Each record that follows should be repeated exactly, minus any images.

Records contained in a dataset:
>>>>>
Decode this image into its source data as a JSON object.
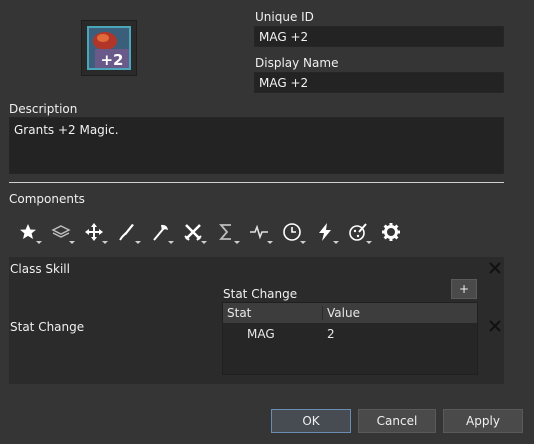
{
  "item": {
    "icon_name": "mag-plus-two-icon",
    "unique_id_label": "Unique ID",
    "unique_id_value": "MAG +2",
    "display_name_label": "Display Name",
    "display_name_value": "MAG +2",
    "description_label": "Description",
    "description_value": "Grants +2 Magic."
  },
  "components": {
    "title": "Components",
    "tools": [
      {
        "icon": "star-icon"
      },
      {
        "icon": "layers-icon"
      },
      {
        "icon": "move-arrows-icon"
      },
      {
        "icon": "sword-icon"
      },
      {
        "icon": "axe-icon"
      },
      {
        "icon": "crossed-swords-icon"
      },
      {
        "icon": "sigma-icon"
      },
      {
        "icon": "pulse-icon"
      },
      {
        "icon": "clock-icon"
      },
      {
        "icon": "lightning-icon"
      },
      {
        "icon": "palette-icon"
      },
      {
        "icon": "gear-icon"
      }
    ]
  },
  "component_list": {
    "class_skill_label": "Class Skill",
    "stat_change_label": "Stat Change",
    "stat_change_inner_label": "Stat Change",
    "add_button_label": "+",
    "table": {
      "headers": [
        "Stat",
        "Value"
      ],
      "rows": [
        [
          "MAG",
          "2"
        ]
      ]
    }
  },
  "buttons": {
    "ok": "OK",
    "cancel": "Cancel",
    "apply": "Apply"
  },
  "colors": {
    "background": "#353535",
    "accent_border": "#6b8cb3"
  }
}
<<<<<
▶ RESULT FOR THIS EXERCISE:
Decode this image into its source data as a JSON object.
{
  "item": {
    "icon_name": "mag-plus-two-icon",
    "unique_id_label": "Unique ID",
    "unique_id_value": "MAG +2",
    "display_name_label": "Display Name",
    "display_name_value": "MAG +2",
    "description_label": "Description",
    "description_value": "Grants +2 Magic."
  },
  "components": {
    "title": "Components",
    "tools": [
      {
        "icon": "star-icon"
      },
      {
        "icon": "layers-icon"
      },
      {
        "icon": "move-arrows-icon"
      },
      {
        "icon": "sword-icon"
      },
      {
        "icon": "axe-icon"
      },
      {
        "icon": "crossed-swords-icon"
      },
      {
        "icon": "sigma-icon"
      },
      {
        "icon": "pulse-icon"
      },
      {
        "icon": "clock-icon"
      },
      {
        "icon": "lightning-icon"
      },
      {
        "icon": "palette-icon"
      },
      {
        "icon": "gear-icon"
      }
    ]
  },
  "component_list": {
    "class_skill_label": "Class Skill",
    "stat_change_label": "Stat Change",
    "stat_change_inner_label": "Stat Change",
    "add_button_label": "+",
    "table": {
      "headers": [
        "Stat",
        "Value"
      ],
      "rows": [
        [
          "MAG",
          "2"
        ]
      ]
    }
  },
  "buttons": {
    "ok": "OK",
    "cancel": "Cancel",
    "apply": "Apply"
  },
  "colors": {
    "background": "#353535",
    "accent_border": "#6b8cb3"
  }
}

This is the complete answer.